Stored data entries:
§

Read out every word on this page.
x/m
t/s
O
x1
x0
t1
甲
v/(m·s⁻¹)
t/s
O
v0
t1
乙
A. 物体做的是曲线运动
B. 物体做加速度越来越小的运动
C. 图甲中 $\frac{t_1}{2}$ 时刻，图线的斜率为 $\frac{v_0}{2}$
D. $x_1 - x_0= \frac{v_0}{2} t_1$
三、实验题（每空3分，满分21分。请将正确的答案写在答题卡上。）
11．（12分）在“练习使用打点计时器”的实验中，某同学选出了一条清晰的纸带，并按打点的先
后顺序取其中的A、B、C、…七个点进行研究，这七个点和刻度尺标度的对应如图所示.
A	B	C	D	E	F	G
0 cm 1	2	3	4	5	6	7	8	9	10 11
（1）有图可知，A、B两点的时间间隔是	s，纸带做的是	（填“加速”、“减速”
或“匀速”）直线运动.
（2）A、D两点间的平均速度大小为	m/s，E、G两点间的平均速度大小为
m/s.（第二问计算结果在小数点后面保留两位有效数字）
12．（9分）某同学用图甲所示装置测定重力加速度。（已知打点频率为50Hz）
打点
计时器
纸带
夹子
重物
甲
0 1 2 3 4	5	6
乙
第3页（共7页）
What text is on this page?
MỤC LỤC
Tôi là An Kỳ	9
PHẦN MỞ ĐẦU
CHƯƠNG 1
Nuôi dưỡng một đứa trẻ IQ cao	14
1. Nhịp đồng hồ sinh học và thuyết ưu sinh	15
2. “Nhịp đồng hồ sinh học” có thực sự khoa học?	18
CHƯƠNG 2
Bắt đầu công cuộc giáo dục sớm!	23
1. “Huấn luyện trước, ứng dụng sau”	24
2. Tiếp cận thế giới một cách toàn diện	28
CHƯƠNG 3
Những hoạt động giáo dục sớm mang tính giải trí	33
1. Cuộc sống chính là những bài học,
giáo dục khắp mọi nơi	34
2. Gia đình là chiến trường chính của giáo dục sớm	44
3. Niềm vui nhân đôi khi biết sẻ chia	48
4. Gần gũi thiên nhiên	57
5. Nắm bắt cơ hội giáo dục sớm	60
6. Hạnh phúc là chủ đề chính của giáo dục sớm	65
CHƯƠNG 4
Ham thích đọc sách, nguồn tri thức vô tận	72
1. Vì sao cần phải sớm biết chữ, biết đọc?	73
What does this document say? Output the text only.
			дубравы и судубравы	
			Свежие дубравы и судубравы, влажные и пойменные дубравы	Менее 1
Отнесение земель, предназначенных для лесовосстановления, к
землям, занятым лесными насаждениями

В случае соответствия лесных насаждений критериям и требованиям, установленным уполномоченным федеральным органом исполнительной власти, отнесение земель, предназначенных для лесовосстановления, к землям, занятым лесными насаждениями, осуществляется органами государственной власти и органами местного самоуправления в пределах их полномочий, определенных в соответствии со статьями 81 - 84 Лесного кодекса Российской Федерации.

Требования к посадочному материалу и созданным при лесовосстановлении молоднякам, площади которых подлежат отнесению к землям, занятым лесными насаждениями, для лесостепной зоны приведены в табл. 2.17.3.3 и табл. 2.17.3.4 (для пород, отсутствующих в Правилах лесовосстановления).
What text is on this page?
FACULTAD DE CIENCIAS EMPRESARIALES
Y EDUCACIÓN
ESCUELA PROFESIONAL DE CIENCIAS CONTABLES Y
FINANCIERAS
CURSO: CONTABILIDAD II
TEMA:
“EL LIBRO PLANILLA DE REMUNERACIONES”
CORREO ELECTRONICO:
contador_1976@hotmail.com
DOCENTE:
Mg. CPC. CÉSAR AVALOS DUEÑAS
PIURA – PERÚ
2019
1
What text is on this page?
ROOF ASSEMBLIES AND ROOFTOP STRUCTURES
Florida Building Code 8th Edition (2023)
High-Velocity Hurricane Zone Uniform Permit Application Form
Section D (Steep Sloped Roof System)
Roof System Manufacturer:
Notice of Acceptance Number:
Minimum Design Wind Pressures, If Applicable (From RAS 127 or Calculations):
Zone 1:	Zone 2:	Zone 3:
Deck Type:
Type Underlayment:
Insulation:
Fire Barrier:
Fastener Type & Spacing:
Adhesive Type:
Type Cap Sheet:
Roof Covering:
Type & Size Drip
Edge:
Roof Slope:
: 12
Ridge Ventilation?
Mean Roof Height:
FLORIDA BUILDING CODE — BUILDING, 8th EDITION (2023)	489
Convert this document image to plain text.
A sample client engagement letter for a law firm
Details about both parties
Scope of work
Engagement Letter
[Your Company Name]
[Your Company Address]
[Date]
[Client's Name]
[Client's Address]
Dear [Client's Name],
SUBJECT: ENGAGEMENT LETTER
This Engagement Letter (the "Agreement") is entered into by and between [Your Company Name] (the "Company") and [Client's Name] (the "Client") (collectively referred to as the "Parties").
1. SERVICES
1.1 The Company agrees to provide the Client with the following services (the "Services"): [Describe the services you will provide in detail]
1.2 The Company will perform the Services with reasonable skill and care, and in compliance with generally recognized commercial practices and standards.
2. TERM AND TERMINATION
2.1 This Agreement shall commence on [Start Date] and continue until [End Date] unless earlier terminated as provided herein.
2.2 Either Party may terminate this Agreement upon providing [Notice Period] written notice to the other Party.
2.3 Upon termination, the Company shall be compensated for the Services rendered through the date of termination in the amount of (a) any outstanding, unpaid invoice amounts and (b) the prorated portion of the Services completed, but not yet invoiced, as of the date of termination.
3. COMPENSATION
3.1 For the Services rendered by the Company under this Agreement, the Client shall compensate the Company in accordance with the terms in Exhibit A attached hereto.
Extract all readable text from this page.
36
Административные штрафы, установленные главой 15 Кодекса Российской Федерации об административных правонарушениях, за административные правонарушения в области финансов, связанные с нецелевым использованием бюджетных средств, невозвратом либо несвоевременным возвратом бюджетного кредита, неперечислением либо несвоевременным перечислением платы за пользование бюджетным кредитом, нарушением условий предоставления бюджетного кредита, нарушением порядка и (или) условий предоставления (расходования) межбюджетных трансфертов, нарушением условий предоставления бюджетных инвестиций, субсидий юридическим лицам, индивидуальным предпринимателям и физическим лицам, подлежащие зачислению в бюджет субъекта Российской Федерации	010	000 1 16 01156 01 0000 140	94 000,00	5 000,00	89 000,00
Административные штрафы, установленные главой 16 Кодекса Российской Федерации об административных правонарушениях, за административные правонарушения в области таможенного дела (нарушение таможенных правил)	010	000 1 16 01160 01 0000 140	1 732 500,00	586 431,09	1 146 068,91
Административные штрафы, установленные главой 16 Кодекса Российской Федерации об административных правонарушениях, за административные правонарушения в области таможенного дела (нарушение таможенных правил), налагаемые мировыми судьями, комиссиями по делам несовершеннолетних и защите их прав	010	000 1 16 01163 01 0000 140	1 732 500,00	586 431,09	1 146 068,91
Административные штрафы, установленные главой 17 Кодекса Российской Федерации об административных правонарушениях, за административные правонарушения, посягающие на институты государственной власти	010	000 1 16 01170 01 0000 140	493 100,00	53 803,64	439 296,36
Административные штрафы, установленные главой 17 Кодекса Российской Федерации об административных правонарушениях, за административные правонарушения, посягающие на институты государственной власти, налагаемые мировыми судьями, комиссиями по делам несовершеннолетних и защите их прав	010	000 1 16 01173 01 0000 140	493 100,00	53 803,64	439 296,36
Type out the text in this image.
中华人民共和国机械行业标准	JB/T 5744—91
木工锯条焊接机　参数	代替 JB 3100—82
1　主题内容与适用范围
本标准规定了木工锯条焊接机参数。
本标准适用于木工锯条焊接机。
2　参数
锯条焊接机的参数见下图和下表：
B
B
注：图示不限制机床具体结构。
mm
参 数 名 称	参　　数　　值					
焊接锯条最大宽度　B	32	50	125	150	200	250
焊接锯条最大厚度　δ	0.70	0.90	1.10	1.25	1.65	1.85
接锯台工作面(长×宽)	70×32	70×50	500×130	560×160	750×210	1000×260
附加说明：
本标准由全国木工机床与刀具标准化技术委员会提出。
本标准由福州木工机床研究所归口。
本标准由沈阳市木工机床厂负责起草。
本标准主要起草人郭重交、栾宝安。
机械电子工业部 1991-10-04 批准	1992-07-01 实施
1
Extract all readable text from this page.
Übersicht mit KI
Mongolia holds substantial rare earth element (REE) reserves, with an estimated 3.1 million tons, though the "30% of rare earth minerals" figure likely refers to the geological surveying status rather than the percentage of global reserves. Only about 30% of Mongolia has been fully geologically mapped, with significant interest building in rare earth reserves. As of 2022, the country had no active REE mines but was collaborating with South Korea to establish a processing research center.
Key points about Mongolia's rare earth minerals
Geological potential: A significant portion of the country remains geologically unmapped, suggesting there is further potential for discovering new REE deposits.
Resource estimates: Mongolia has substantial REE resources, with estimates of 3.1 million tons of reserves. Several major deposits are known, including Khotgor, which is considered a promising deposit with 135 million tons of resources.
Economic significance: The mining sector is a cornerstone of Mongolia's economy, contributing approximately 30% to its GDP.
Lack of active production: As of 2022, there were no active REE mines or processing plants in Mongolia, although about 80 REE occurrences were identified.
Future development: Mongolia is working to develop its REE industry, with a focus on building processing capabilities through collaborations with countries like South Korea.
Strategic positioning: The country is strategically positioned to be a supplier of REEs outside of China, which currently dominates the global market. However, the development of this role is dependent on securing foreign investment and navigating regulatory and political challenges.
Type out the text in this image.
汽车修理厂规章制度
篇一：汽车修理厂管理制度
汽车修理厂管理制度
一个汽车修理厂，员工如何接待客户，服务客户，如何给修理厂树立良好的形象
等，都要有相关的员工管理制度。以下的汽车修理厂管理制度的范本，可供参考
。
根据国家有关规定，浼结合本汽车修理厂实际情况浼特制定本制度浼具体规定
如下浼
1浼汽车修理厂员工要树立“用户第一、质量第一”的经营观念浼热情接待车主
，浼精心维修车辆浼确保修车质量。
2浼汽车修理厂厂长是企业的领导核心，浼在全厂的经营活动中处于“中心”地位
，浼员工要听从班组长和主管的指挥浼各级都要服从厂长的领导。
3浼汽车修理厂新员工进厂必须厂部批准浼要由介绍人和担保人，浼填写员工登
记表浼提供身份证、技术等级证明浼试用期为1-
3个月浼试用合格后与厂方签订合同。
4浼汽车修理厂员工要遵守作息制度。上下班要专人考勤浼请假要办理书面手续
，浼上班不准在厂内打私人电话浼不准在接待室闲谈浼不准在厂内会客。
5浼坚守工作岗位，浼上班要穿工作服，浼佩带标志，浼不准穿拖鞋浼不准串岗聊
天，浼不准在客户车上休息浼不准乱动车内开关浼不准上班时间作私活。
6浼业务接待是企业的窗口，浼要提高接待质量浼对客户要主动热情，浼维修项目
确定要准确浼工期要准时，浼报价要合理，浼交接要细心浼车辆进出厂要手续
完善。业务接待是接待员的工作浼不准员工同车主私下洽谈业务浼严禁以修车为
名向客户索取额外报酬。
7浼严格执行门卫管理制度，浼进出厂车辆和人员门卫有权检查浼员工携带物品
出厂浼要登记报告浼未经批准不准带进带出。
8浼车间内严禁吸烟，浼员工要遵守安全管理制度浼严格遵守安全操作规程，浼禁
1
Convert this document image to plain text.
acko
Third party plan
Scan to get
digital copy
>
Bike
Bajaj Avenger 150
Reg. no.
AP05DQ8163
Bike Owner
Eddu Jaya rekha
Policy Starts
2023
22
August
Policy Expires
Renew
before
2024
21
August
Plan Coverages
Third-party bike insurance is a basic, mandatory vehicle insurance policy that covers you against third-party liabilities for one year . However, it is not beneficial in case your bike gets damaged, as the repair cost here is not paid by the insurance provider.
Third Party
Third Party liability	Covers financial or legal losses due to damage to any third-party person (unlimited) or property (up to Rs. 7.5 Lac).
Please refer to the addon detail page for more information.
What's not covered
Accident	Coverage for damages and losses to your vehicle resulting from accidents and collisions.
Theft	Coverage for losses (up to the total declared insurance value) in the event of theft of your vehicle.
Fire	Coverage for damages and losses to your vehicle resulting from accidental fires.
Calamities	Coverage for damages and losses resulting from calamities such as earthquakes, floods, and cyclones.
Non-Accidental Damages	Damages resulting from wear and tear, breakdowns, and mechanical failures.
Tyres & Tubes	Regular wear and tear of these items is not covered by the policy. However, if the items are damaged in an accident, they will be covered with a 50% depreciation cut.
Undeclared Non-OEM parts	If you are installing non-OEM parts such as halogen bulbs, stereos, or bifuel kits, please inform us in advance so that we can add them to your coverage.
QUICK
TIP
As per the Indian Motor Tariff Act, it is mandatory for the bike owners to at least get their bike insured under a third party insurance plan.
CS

§

WRITTEN REQUEST: What number of lines in the records contain the word "System"? Answer with that number alone.

EXERCISE RESULT: 2